■ SHORT PROBLEM
Find the word "conversación" in the material below and gather every line that contains it.

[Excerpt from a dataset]
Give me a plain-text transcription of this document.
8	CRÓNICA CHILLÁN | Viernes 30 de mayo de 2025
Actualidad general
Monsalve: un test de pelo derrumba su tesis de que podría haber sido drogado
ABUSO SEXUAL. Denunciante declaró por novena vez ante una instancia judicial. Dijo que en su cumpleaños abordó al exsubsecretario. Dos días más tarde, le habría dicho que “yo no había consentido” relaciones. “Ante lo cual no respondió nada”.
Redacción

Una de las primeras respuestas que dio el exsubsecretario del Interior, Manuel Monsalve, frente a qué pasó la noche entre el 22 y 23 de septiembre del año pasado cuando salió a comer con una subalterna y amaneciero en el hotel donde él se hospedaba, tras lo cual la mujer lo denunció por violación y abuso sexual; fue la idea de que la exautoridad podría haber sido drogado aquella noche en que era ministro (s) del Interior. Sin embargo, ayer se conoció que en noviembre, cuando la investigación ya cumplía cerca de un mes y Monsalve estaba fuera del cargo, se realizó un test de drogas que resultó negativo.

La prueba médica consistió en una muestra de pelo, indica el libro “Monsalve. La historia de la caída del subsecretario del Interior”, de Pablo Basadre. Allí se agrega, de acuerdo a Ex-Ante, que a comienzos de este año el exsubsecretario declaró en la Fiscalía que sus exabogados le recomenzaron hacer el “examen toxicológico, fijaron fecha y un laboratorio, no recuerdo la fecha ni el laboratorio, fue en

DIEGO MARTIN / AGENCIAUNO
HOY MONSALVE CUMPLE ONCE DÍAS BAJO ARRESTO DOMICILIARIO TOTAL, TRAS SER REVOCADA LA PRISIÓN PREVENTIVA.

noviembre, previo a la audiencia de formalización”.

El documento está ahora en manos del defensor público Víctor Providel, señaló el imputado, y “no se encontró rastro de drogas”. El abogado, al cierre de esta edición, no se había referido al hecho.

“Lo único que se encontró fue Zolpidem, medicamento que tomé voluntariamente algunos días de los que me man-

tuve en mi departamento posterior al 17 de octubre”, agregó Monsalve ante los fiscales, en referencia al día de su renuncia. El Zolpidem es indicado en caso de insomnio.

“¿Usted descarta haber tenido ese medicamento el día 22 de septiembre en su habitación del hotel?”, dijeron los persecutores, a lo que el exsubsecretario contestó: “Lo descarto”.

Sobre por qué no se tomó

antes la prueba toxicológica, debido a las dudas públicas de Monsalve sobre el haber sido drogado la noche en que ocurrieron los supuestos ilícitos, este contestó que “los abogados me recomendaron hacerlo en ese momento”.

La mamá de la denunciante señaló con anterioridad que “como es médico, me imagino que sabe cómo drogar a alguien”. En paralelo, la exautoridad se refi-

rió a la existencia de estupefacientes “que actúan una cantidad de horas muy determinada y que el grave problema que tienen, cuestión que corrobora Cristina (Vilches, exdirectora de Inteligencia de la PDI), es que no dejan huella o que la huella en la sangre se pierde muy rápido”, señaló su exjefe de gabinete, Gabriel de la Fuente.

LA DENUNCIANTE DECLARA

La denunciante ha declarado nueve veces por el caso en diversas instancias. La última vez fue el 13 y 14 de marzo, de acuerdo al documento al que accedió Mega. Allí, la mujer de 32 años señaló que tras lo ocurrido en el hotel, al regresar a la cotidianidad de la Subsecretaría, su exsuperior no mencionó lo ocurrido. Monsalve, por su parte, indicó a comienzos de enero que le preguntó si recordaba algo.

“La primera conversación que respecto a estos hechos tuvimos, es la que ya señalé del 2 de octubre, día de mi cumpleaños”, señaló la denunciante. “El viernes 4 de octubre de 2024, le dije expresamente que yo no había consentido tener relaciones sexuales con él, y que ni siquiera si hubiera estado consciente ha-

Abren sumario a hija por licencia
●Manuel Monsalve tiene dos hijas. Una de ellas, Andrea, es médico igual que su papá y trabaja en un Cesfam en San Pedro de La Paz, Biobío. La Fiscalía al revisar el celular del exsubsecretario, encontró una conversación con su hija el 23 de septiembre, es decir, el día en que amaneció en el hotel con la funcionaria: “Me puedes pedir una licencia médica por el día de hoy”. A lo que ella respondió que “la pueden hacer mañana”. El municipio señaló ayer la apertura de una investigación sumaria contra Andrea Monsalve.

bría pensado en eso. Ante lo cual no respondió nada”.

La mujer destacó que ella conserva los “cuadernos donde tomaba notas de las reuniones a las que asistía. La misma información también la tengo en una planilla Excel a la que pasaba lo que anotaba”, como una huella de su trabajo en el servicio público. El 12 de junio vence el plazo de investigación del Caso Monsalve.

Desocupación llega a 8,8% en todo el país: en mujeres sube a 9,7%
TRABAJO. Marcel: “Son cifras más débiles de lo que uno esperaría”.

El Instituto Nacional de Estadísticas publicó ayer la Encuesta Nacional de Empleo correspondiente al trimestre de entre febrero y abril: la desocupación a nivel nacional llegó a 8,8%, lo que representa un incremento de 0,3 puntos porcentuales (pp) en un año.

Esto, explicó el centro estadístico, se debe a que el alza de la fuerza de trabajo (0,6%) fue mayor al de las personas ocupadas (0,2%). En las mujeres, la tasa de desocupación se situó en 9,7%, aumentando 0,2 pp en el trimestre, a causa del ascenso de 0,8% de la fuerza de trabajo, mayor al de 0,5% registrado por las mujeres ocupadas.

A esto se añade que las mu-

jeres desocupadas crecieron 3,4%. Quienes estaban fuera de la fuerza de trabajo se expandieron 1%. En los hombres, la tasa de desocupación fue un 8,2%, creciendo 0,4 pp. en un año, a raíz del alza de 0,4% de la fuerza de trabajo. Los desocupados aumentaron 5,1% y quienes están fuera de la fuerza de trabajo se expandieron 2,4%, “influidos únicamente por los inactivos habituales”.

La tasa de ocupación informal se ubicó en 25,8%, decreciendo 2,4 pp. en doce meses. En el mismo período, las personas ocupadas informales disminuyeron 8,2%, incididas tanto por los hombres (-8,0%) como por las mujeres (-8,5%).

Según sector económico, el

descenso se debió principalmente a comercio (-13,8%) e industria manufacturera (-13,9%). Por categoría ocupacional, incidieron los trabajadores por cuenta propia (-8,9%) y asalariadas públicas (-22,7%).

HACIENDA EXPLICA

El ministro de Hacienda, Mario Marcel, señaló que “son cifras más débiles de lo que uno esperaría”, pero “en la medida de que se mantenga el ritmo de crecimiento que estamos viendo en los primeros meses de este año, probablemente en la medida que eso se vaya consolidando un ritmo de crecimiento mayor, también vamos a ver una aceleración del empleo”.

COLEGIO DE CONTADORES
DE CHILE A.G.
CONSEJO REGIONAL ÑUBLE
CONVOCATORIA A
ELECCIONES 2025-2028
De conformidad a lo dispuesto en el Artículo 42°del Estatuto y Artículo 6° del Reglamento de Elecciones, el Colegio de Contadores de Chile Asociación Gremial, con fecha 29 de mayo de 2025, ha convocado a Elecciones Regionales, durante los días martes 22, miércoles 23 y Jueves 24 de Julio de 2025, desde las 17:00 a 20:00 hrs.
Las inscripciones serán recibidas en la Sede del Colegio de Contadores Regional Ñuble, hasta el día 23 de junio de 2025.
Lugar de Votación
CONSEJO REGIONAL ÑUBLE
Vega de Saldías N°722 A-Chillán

■ FINISHED TASK
“La primera conversación que respecto a estos hechos tuvimos, es la que ya señalé del 2 de octubre, día de mi cumpleaños”, señaló la denunciante. “El viernes 4 de octubre de 2024, le dije expresamente que yo no había consentido tener relaciones sexuales con él, y que ni siquiera si hubiera estado consciente ha-
●Manuel Monsalve tiene dos hijas. Una de ellas, Andrea, es médico igual que su papá y trabaja en un Cesfam en San Pedro de La Paz, Biobío. La Fiscalía al revisar el celular del exsubsecretario, encontró una conversación con su hija el 23 de septiembre, es decir, el día en que amaneció en el hotel con la funcionaria: “Me puedes pedir una licencia médica por el día de hoy”. A lo que ella respondió que “la pueden hacer mañana”. El municipio señaló ayer la apertura de una investigación sumaria contra Andrea Monsalve.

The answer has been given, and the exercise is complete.